WHAT THE TASK ASKS —
Work out how many lines in the entries contain the string "Xeon", and give nothing but that number.

SOURCE DATA —
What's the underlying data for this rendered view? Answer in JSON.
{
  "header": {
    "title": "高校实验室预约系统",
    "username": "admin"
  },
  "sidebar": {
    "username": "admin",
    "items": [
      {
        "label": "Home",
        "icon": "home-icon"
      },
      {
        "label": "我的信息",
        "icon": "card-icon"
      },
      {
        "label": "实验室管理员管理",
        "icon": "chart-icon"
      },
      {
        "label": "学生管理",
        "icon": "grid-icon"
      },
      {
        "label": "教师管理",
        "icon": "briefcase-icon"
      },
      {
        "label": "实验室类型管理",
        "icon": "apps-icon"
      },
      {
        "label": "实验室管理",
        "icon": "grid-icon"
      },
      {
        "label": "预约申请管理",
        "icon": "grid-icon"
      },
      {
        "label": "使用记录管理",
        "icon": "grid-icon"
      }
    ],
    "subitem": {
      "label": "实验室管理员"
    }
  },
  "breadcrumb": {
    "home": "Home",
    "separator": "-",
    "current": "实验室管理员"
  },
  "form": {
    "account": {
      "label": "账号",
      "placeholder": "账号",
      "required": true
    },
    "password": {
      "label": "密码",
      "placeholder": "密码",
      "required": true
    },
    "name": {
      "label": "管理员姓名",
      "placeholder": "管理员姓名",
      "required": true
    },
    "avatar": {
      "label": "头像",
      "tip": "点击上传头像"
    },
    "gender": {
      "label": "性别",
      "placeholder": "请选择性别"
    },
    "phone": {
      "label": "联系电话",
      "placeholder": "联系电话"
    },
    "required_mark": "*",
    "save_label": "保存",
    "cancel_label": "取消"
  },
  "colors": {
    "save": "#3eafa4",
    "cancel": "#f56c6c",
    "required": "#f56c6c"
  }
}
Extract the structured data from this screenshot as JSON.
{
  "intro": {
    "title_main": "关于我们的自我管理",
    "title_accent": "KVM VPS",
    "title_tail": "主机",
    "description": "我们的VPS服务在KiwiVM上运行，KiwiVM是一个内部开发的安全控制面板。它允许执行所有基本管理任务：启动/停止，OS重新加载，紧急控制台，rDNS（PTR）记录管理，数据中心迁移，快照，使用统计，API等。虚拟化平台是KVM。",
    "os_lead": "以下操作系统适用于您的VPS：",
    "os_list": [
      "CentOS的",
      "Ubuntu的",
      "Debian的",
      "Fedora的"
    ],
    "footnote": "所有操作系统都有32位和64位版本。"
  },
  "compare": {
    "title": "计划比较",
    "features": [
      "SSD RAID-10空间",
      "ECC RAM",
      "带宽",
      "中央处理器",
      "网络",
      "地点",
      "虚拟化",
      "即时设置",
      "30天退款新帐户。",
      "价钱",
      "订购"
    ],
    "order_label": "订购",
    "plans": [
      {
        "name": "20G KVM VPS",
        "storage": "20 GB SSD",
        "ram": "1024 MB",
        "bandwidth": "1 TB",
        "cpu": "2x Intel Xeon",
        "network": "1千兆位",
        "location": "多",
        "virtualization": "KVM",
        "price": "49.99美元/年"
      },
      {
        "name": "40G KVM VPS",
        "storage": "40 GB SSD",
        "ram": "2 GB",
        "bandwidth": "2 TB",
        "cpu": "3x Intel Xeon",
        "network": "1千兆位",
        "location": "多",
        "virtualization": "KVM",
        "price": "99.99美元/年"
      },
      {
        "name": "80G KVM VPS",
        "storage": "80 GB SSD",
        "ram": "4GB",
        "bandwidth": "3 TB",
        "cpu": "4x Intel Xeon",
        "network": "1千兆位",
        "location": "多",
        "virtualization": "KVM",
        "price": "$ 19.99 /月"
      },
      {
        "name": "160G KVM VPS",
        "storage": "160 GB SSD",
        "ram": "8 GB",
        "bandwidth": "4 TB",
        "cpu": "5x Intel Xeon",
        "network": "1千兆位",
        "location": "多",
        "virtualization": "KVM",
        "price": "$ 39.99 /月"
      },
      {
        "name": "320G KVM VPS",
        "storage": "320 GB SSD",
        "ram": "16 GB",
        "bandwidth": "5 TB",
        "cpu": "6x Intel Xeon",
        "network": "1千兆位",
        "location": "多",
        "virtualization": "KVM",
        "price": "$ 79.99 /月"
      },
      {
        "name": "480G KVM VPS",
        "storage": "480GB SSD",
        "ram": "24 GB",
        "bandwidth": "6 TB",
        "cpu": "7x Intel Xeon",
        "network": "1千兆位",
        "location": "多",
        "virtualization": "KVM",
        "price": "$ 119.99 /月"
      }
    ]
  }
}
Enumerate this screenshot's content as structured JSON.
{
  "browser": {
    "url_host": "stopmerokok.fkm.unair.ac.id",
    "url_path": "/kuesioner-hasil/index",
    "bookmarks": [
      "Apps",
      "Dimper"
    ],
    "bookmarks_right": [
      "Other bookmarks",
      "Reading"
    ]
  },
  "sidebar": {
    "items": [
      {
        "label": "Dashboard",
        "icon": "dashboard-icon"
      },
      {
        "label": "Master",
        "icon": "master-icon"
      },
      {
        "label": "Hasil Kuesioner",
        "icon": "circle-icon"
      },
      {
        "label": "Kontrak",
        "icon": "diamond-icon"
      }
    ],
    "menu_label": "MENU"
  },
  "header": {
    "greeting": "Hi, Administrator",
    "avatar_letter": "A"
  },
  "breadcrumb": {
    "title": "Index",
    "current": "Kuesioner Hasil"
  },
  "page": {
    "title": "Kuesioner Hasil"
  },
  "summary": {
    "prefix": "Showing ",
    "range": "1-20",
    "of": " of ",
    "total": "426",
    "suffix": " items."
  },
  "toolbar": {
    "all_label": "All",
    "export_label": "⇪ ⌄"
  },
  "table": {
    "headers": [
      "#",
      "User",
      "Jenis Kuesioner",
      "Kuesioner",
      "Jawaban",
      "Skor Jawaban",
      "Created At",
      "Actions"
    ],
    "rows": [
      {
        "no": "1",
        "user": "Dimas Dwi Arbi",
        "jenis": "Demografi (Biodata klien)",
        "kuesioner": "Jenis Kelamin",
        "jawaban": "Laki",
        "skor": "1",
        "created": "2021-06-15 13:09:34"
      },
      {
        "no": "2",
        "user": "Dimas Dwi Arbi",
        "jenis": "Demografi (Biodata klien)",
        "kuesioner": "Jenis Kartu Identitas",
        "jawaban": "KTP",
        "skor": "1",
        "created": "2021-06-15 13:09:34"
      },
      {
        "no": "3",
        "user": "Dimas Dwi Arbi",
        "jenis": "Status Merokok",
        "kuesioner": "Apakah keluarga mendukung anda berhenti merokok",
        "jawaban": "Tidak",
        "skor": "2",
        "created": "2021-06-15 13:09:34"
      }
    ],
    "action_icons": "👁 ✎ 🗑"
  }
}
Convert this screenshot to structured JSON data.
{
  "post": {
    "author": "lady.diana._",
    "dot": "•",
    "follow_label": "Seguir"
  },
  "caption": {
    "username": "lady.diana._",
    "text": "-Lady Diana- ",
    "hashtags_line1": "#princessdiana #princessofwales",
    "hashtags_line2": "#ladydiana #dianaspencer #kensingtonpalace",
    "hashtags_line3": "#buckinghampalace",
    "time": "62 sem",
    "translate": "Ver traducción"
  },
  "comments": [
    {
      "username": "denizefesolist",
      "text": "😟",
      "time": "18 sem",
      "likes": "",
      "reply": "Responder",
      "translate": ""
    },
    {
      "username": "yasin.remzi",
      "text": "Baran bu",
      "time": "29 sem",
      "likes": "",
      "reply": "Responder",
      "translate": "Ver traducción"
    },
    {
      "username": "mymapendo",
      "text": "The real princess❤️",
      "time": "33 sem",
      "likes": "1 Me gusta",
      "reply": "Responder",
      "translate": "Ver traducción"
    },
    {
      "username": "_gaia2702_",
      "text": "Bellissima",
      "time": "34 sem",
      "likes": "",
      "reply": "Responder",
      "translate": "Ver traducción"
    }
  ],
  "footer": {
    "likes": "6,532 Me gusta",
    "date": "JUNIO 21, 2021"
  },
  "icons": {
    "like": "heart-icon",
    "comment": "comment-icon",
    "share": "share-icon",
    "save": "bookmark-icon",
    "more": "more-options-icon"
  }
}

THE RESULT —
6